(Recorded data)
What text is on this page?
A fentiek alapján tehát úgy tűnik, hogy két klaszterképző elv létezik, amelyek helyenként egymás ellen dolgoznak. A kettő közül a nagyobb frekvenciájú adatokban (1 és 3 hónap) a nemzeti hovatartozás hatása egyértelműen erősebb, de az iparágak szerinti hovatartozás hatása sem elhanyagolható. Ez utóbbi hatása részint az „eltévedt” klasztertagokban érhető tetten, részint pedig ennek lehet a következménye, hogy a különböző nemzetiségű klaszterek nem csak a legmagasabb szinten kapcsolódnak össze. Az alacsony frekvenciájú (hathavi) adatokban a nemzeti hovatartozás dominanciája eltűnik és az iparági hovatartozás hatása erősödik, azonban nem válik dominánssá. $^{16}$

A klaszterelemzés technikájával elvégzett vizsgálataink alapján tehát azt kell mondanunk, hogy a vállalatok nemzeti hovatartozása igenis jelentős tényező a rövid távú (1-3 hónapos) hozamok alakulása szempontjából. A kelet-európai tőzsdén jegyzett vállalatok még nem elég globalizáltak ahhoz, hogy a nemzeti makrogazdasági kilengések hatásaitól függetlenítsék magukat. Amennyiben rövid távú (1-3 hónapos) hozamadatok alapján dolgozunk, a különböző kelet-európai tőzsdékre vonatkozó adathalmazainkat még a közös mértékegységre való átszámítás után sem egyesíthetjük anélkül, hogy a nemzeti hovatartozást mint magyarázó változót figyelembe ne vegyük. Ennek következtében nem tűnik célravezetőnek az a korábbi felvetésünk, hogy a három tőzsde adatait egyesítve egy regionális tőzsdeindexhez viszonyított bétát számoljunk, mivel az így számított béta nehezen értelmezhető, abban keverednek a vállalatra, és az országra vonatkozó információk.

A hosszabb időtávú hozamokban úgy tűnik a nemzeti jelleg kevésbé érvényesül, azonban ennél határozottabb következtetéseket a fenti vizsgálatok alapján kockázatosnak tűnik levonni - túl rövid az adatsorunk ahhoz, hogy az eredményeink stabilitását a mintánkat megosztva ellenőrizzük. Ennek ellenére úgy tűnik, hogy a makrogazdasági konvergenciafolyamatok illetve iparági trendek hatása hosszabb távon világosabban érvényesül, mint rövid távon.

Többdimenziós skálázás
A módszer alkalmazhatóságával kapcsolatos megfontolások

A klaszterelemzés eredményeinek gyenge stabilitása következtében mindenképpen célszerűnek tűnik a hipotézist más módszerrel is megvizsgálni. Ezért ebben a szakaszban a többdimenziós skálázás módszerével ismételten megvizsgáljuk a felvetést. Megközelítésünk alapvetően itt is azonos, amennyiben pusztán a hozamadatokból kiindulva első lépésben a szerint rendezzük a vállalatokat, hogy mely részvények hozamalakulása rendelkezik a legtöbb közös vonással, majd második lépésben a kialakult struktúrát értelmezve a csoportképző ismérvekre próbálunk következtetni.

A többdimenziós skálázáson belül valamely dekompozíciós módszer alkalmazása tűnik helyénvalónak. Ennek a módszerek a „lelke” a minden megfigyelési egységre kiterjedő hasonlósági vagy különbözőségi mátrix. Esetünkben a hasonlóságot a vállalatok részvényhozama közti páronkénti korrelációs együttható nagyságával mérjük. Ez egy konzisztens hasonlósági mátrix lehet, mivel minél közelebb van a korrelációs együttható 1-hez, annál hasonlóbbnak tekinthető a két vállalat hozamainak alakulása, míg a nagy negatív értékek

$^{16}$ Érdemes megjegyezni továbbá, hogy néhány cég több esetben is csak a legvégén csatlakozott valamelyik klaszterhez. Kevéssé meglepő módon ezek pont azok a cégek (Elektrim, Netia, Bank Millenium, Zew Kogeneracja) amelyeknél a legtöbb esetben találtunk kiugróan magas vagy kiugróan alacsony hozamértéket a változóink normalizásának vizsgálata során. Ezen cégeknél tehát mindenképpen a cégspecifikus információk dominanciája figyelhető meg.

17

[WRITTEN PROBLEM] Tally the lines of the records holding the word "mivel", then state only the tally.

[ANSWER TO THE PROBLEM] 2